→ **Exercise requirements**
Copy, in full, each line of the material that holds the word "caisses".

→ **Material provided**
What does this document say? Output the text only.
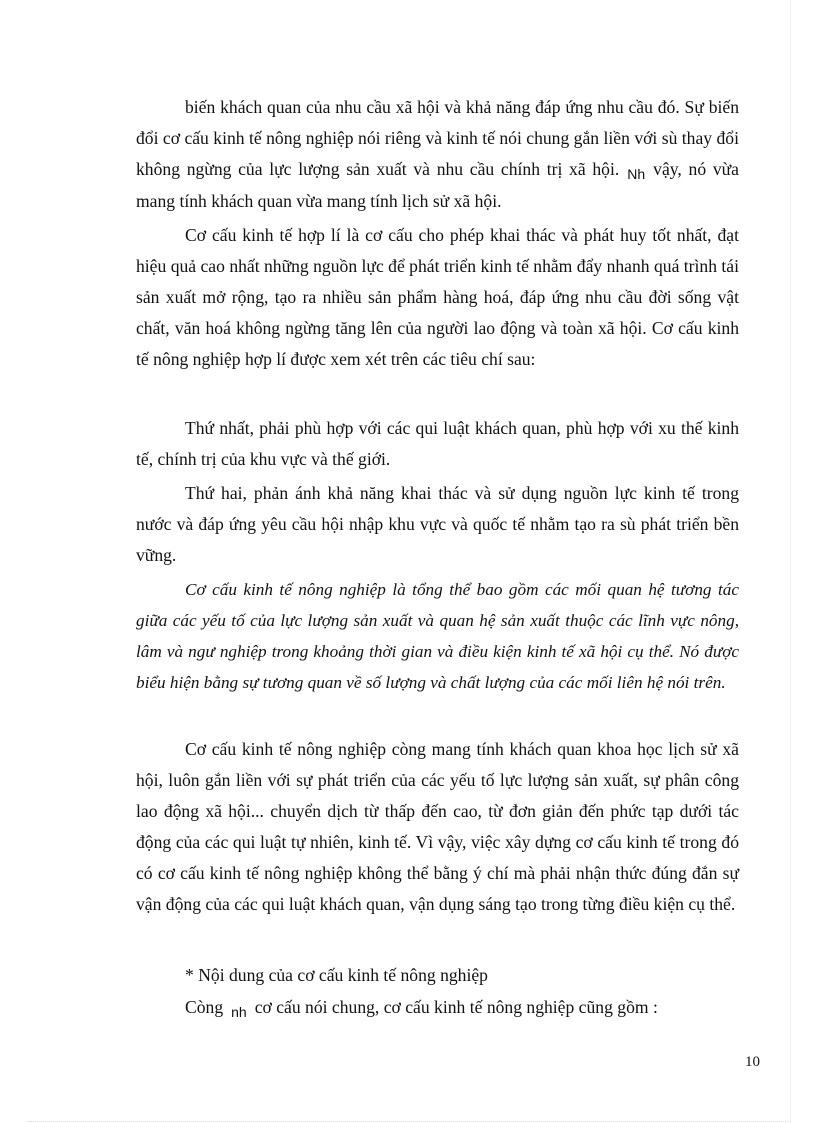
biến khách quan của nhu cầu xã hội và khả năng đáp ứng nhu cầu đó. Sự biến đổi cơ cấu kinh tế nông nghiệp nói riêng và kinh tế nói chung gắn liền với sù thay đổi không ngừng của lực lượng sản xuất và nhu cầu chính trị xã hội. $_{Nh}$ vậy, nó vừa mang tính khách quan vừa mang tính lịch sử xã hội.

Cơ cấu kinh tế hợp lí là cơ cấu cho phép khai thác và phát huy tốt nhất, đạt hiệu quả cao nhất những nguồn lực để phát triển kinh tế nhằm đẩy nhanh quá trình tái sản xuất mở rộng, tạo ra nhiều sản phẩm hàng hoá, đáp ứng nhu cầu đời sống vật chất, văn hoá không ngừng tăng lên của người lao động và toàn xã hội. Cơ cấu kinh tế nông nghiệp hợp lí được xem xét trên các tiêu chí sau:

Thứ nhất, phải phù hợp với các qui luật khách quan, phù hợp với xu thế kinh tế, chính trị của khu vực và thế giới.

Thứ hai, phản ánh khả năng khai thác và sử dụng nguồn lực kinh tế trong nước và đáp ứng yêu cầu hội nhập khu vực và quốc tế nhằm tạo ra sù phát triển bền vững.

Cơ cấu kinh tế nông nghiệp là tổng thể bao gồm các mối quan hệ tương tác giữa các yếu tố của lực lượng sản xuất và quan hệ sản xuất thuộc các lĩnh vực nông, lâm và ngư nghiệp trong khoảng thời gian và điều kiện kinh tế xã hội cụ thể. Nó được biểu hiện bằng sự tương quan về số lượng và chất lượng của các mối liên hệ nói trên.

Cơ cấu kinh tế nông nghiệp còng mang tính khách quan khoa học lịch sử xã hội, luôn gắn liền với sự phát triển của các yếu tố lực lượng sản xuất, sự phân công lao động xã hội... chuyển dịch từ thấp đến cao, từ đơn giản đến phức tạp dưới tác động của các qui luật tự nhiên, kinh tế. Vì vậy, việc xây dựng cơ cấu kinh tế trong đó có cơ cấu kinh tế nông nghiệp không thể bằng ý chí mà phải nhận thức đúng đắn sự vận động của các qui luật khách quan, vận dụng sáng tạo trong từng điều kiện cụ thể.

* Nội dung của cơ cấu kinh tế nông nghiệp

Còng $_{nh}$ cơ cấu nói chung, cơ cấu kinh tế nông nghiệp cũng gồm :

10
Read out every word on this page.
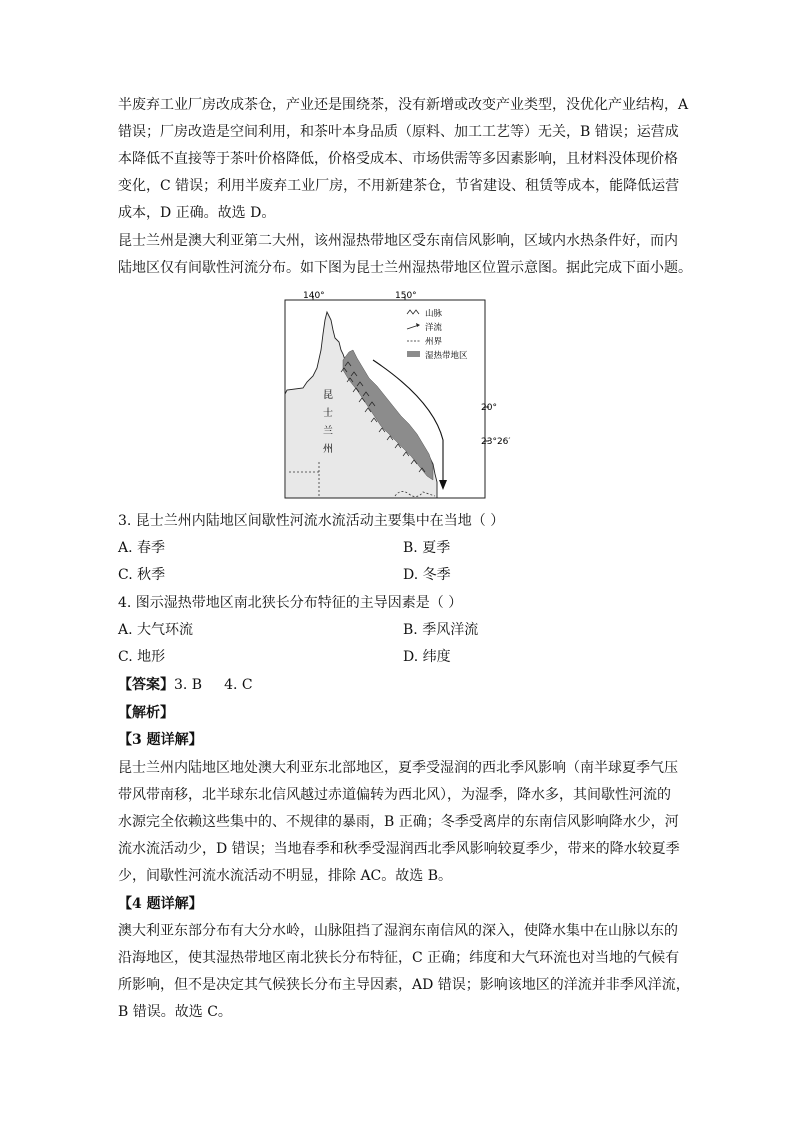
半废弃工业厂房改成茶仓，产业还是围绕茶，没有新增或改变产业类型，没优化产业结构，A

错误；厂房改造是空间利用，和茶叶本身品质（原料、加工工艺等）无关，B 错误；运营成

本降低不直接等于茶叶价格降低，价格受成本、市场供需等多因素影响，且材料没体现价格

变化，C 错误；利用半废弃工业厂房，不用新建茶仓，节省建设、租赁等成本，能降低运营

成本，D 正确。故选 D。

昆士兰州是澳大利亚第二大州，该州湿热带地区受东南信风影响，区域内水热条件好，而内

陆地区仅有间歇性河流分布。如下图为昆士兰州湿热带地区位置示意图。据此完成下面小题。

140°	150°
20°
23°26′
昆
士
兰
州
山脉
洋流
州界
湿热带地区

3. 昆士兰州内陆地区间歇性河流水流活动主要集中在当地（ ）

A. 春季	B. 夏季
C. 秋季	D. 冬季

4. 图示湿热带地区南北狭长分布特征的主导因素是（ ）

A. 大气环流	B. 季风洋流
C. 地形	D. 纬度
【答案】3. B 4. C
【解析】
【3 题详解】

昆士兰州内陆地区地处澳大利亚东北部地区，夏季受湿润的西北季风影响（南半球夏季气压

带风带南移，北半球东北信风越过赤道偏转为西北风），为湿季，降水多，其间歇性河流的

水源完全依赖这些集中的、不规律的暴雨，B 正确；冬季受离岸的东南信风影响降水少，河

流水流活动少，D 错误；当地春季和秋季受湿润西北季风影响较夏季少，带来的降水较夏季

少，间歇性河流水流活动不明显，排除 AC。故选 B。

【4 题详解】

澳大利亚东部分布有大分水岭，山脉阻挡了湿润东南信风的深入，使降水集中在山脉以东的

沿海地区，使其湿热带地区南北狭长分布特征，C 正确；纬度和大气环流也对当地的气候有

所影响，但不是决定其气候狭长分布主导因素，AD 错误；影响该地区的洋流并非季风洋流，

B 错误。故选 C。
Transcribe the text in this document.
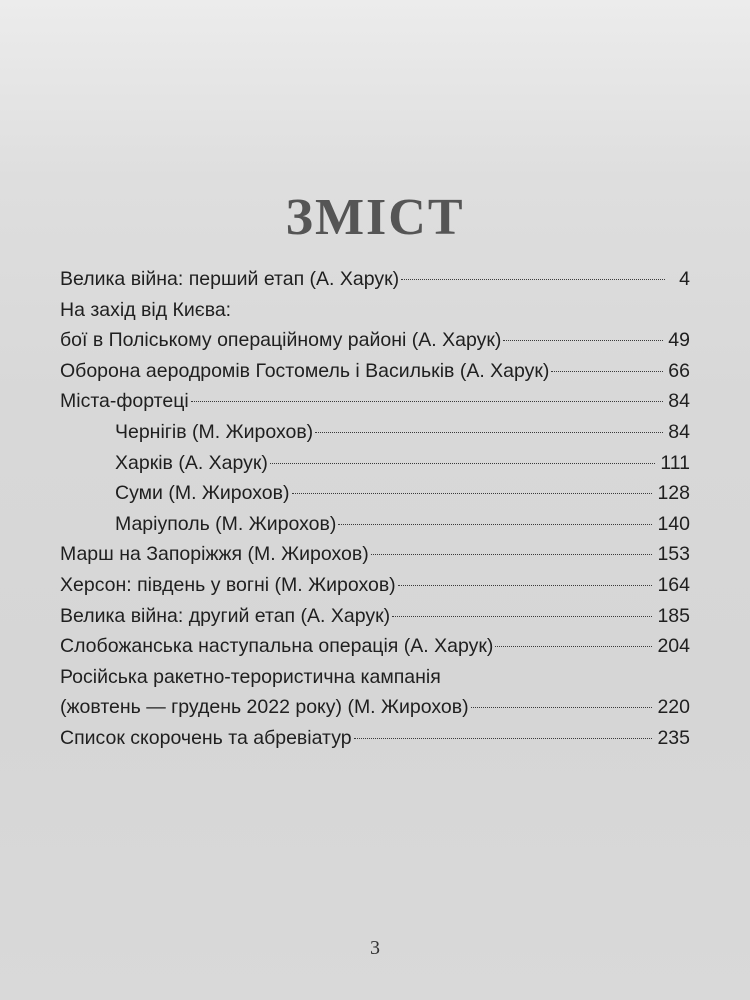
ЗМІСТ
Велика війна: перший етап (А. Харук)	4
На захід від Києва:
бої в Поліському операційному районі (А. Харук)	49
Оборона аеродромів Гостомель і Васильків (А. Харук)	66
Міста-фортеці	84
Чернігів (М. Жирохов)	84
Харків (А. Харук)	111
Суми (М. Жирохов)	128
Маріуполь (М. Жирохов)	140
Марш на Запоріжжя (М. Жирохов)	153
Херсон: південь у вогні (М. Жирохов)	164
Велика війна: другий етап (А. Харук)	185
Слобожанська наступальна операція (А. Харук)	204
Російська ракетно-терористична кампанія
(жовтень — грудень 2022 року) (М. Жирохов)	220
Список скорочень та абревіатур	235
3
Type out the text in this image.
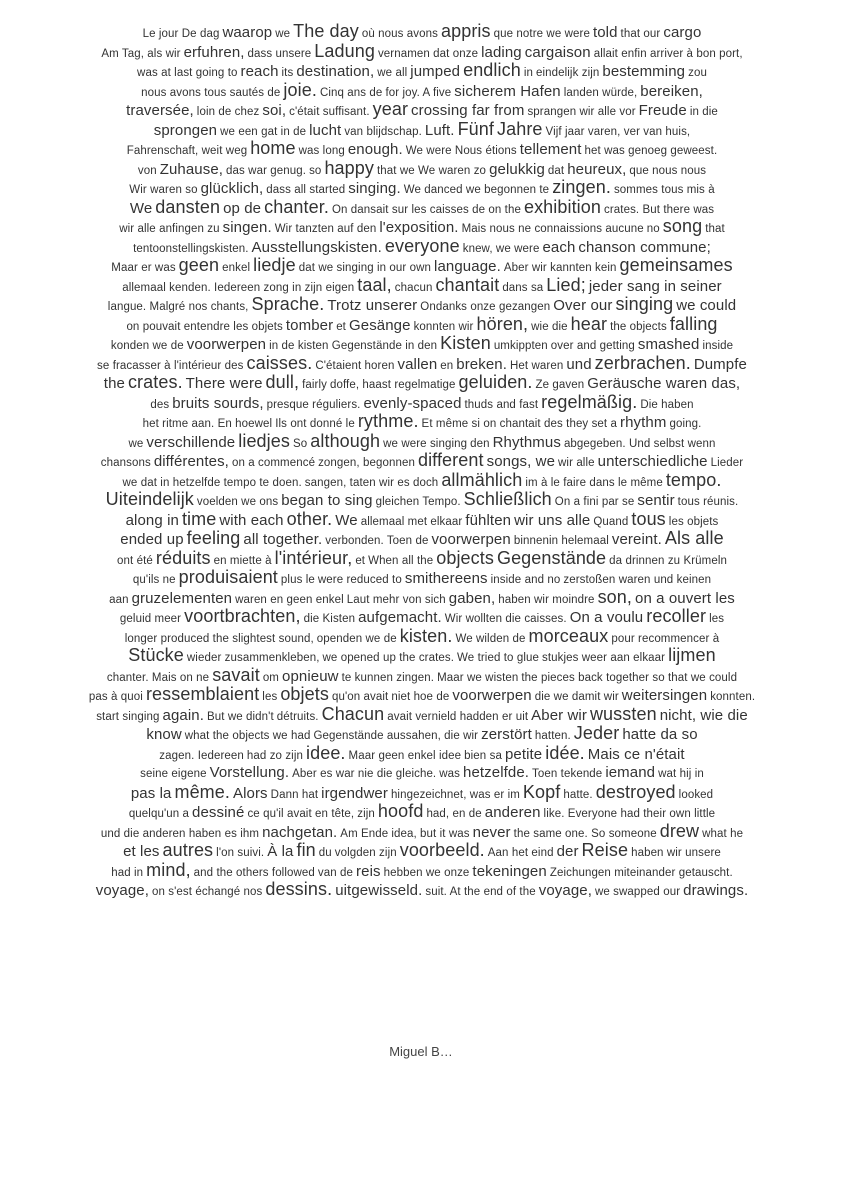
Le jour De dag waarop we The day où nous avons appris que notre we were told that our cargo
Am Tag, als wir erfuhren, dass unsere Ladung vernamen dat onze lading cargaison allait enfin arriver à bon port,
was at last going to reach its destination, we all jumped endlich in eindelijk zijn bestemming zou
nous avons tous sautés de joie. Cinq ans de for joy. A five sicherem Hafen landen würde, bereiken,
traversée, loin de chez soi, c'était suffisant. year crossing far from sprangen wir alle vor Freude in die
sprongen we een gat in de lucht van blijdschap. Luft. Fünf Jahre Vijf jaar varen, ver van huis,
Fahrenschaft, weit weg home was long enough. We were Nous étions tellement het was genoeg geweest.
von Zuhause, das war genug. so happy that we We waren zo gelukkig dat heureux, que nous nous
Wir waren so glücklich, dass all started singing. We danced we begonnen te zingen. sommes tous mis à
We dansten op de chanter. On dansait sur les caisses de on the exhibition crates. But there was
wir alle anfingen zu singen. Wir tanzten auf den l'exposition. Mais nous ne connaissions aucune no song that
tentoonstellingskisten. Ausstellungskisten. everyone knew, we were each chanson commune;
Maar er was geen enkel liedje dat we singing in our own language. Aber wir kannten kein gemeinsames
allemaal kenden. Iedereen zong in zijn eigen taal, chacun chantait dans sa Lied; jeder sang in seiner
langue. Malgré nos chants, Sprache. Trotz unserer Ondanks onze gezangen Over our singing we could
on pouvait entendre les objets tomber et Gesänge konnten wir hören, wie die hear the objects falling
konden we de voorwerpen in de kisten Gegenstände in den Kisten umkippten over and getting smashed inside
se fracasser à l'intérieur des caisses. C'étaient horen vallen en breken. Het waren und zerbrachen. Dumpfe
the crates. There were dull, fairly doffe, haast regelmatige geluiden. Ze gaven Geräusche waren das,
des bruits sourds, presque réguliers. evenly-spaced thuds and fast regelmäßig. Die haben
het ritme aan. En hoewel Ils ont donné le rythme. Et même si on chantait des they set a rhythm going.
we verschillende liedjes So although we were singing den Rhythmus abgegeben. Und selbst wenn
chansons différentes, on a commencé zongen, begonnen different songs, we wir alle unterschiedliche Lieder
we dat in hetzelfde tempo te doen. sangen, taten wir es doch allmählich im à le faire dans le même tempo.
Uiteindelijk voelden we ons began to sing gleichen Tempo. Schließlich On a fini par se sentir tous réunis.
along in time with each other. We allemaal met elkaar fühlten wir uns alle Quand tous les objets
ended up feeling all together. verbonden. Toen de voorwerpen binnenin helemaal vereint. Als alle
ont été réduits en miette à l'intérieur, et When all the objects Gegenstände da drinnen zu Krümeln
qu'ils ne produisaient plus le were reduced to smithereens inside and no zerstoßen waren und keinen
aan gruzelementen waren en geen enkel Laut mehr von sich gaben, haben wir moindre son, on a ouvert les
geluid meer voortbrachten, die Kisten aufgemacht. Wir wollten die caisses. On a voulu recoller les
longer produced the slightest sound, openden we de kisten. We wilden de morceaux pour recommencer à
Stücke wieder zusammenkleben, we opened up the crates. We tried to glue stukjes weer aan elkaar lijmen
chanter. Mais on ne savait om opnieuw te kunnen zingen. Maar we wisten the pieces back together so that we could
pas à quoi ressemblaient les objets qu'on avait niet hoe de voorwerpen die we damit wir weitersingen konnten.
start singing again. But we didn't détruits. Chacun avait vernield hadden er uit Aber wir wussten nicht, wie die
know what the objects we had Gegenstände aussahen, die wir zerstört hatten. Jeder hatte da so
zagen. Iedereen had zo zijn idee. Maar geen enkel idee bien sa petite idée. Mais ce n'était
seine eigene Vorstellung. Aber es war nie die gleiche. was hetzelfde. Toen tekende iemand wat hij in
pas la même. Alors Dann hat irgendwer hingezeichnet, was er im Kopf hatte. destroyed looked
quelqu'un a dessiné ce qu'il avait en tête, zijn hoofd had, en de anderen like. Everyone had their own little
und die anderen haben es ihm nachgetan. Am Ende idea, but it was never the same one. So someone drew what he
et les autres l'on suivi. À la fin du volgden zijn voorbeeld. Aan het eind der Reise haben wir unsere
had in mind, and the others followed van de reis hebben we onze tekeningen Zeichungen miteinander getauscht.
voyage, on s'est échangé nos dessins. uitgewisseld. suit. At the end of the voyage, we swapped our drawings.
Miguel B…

→ **Solution to the exercise**
We dansten op de chanter. On dansait sur les caisses de on the exhibition crates. But there was
se fracasser à l'intérieur des caisses. C'étaient horen vallen en breken. Het waren und zerbrachen. Dumpfe
geluid meer voortbrachten, die Kisten aufgemacht. Wir wollten die caisses. On a voulu recoller les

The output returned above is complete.